Set exercise: Return all lines that include the string "Number".

** BEGIN Data shown **

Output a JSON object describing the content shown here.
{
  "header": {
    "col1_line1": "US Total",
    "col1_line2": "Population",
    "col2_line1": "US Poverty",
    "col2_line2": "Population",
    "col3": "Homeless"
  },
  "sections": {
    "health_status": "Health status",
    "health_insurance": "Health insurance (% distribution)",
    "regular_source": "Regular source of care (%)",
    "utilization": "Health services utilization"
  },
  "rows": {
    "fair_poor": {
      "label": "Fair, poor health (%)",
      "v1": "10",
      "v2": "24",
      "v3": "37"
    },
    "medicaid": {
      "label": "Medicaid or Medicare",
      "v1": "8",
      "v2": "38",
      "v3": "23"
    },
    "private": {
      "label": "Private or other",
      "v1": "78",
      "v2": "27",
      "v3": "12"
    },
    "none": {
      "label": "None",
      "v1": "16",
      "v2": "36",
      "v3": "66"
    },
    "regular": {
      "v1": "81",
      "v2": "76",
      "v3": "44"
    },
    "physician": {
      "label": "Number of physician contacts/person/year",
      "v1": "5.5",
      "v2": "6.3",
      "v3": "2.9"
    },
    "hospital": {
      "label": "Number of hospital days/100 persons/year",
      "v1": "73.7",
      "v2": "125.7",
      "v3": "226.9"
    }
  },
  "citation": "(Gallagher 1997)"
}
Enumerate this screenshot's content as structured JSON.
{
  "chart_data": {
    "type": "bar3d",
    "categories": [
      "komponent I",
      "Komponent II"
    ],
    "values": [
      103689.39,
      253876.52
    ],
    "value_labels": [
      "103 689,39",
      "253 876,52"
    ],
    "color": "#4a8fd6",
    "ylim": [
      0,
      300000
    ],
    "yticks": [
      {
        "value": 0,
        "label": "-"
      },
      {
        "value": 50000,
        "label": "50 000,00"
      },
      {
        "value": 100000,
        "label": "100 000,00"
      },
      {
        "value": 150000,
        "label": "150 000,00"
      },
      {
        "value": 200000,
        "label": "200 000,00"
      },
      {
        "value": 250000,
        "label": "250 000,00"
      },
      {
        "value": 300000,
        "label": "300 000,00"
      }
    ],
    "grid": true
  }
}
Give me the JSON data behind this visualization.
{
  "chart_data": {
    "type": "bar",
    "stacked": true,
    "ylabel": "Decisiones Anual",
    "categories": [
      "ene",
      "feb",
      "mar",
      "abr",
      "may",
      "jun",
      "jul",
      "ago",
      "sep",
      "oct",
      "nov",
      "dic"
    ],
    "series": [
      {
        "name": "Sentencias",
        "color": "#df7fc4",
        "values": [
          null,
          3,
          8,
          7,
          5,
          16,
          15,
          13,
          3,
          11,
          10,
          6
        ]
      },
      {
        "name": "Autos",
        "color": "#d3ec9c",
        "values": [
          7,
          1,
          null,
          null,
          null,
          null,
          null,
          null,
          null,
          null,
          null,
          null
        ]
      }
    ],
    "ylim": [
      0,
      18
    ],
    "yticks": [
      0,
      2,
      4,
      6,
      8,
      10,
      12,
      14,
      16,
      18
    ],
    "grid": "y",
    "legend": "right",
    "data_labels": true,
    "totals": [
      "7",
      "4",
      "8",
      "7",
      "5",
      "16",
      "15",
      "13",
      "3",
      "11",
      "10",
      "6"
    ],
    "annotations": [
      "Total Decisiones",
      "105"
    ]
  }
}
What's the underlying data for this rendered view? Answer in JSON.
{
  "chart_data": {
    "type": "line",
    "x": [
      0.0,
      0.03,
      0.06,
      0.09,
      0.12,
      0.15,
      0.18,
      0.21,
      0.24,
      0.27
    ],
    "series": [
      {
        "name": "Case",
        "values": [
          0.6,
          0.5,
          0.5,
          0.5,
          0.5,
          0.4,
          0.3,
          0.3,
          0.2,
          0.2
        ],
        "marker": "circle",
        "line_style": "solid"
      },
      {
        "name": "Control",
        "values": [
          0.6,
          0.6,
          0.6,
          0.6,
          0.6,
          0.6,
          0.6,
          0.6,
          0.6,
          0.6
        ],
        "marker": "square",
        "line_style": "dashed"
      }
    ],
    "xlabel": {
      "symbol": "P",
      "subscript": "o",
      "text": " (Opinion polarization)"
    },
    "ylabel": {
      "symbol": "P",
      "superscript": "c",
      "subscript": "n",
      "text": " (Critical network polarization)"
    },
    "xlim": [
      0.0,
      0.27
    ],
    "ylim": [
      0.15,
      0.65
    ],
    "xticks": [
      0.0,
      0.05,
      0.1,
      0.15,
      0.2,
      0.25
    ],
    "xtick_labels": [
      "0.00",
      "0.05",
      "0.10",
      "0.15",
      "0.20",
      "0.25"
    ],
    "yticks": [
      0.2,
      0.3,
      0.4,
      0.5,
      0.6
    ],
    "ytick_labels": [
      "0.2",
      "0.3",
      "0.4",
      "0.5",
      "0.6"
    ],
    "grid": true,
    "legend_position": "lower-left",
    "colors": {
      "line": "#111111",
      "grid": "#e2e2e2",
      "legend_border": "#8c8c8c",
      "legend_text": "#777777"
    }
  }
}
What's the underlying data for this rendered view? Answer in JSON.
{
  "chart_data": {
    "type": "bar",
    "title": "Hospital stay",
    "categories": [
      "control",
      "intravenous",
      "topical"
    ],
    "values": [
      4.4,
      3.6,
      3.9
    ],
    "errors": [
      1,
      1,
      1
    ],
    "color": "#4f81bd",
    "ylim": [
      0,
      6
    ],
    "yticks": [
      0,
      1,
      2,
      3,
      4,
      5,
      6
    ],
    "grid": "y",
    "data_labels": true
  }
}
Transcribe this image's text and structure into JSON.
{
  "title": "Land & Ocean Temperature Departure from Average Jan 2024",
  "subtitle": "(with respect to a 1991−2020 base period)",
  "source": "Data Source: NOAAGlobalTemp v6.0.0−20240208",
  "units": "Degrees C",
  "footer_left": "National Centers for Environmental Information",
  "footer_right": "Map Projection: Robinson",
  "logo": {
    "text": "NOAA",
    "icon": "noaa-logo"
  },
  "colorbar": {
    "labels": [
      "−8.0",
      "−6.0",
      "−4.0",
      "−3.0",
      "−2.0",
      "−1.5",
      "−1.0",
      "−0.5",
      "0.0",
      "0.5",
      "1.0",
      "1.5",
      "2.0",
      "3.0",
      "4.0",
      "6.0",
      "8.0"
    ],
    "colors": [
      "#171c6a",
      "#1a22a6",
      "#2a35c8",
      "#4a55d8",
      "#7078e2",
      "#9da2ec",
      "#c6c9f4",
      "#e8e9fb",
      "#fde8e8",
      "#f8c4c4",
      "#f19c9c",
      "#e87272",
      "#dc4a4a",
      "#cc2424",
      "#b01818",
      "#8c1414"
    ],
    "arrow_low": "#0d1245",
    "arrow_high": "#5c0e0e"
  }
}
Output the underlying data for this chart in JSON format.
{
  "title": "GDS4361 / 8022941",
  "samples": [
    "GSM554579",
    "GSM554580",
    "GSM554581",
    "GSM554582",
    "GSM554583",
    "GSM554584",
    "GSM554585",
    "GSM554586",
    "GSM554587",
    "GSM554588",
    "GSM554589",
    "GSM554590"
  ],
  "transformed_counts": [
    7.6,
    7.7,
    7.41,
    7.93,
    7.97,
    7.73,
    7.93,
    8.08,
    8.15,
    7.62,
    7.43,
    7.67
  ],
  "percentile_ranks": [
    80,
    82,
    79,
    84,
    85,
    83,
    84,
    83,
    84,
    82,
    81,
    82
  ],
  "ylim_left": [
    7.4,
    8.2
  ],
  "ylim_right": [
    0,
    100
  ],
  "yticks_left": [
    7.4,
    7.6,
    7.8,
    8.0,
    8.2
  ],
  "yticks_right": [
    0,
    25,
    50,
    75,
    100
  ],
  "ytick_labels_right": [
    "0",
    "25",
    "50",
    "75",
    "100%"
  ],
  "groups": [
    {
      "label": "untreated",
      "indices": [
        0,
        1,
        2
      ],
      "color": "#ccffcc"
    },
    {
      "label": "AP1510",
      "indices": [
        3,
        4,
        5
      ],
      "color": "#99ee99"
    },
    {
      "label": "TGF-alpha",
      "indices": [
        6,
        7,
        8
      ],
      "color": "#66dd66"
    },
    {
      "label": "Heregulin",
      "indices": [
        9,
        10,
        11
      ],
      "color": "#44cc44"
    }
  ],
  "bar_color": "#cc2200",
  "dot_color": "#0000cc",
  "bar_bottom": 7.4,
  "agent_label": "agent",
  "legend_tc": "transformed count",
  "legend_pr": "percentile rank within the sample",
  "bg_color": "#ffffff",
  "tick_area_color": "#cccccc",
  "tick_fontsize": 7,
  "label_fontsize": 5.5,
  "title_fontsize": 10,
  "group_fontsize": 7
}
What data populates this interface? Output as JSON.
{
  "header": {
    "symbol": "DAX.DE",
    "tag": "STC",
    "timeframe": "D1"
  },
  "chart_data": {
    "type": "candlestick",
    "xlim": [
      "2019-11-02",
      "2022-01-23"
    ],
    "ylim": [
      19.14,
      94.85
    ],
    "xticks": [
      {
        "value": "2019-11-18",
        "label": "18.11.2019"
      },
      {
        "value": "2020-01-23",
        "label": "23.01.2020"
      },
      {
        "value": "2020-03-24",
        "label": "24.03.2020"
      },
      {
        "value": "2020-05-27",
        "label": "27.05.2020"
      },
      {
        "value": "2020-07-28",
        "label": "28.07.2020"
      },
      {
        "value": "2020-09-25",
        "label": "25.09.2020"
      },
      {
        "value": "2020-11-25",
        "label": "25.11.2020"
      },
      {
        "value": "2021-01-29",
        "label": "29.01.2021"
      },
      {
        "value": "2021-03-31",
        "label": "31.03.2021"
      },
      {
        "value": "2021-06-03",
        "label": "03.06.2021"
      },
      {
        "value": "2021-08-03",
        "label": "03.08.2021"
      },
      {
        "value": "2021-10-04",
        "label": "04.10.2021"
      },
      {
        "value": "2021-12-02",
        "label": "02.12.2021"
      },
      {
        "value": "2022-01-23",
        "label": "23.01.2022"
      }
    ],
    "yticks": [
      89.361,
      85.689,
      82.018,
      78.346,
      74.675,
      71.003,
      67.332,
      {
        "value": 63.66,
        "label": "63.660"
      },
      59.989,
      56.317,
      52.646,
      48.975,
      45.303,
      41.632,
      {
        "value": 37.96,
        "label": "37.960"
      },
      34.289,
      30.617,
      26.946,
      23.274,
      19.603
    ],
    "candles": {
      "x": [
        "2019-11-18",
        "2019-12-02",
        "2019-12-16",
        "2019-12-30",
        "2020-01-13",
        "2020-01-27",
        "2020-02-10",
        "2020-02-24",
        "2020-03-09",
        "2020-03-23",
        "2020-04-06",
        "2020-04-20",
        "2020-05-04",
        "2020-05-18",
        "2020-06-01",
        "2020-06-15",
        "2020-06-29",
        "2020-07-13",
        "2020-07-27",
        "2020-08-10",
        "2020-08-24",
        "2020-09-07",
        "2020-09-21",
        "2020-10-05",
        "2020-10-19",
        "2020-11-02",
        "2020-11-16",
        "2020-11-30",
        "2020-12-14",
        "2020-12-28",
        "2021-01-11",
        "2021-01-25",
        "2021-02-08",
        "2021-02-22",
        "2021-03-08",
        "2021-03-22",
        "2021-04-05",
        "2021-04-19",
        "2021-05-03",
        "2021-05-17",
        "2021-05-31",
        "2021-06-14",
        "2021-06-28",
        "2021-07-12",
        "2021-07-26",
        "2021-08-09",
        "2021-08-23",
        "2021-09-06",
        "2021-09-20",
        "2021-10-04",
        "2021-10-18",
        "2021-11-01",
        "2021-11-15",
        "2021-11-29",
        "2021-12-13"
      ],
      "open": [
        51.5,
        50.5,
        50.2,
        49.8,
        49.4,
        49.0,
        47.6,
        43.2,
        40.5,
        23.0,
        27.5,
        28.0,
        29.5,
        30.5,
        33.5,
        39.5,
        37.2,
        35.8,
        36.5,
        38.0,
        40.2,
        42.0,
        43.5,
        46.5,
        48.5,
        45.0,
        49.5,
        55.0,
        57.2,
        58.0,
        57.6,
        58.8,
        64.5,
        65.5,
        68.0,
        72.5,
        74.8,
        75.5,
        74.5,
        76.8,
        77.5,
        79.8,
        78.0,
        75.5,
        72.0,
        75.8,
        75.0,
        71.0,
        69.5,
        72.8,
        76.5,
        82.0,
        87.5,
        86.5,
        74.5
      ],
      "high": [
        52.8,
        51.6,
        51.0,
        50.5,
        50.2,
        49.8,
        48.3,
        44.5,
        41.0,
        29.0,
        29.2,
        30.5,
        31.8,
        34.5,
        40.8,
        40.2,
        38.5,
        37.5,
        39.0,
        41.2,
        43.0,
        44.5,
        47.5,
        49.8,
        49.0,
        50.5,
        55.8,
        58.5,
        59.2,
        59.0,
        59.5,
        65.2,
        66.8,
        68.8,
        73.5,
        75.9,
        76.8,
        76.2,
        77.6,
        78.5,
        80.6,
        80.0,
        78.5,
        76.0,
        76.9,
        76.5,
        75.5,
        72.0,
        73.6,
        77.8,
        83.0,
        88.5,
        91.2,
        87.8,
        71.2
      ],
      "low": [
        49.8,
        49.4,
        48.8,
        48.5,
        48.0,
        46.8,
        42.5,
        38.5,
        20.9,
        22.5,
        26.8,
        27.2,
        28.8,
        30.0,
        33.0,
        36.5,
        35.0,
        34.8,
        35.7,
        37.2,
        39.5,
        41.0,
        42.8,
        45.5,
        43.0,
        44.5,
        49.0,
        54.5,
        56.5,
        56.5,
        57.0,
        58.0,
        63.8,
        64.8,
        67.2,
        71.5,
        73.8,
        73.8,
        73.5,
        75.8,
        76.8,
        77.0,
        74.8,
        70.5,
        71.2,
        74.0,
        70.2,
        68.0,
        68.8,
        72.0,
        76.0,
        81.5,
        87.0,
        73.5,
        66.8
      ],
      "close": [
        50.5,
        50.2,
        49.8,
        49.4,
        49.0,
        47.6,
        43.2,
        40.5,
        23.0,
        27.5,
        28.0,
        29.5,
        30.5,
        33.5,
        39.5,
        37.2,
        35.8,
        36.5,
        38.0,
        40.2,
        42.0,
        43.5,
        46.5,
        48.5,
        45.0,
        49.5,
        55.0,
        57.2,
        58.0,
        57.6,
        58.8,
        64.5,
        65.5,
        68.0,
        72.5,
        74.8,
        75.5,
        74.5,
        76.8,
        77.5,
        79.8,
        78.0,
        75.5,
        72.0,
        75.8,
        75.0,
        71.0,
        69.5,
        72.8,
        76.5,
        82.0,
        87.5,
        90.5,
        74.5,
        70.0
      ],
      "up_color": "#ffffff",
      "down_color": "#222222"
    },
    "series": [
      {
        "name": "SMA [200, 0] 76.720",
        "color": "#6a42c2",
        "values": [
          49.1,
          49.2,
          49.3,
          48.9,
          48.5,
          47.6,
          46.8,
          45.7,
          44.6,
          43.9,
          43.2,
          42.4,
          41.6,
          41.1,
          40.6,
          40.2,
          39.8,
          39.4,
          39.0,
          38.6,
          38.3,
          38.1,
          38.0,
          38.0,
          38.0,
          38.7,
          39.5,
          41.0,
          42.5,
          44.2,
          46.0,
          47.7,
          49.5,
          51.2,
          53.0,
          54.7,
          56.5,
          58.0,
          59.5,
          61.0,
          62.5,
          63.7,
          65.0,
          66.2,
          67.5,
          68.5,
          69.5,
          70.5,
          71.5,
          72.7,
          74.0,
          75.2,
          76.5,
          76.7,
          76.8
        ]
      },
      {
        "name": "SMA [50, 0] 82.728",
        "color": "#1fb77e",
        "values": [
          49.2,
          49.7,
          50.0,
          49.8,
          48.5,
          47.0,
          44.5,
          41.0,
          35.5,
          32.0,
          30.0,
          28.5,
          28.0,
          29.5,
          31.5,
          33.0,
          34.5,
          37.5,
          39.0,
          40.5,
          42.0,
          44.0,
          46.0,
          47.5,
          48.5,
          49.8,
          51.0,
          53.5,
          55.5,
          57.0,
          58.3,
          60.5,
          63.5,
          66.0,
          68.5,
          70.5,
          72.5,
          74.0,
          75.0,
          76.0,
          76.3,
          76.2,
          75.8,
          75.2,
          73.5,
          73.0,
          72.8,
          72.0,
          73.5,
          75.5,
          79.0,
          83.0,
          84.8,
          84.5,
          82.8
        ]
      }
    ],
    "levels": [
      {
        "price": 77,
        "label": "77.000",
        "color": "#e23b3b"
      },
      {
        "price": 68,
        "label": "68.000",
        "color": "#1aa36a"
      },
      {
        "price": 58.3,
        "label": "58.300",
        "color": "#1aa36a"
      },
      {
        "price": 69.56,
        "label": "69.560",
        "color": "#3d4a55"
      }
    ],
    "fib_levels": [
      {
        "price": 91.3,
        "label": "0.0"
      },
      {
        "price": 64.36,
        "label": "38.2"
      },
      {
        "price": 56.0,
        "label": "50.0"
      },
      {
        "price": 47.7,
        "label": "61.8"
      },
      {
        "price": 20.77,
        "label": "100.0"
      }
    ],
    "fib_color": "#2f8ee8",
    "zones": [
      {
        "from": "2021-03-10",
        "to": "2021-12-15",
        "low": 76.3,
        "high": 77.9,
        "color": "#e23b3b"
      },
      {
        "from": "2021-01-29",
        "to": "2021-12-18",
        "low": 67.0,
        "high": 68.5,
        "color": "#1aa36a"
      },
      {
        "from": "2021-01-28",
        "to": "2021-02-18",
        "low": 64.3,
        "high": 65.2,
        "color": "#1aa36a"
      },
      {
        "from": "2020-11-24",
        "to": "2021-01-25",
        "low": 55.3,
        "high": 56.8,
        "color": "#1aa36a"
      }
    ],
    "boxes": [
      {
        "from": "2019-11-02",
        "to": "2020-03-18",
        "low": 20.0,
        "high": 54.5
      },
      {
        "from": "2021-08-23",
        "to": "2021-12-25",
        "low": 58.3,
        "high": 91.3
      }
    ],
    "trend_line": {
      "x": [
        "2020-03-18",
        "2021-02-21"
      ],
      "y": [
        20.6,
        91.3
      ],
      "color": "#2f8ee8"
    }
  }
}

** END Data shown **

Answer for this exercise:
      "label": "Number of physician contacts/person/year",
      "label": "Number of hospital days/100 persons/year",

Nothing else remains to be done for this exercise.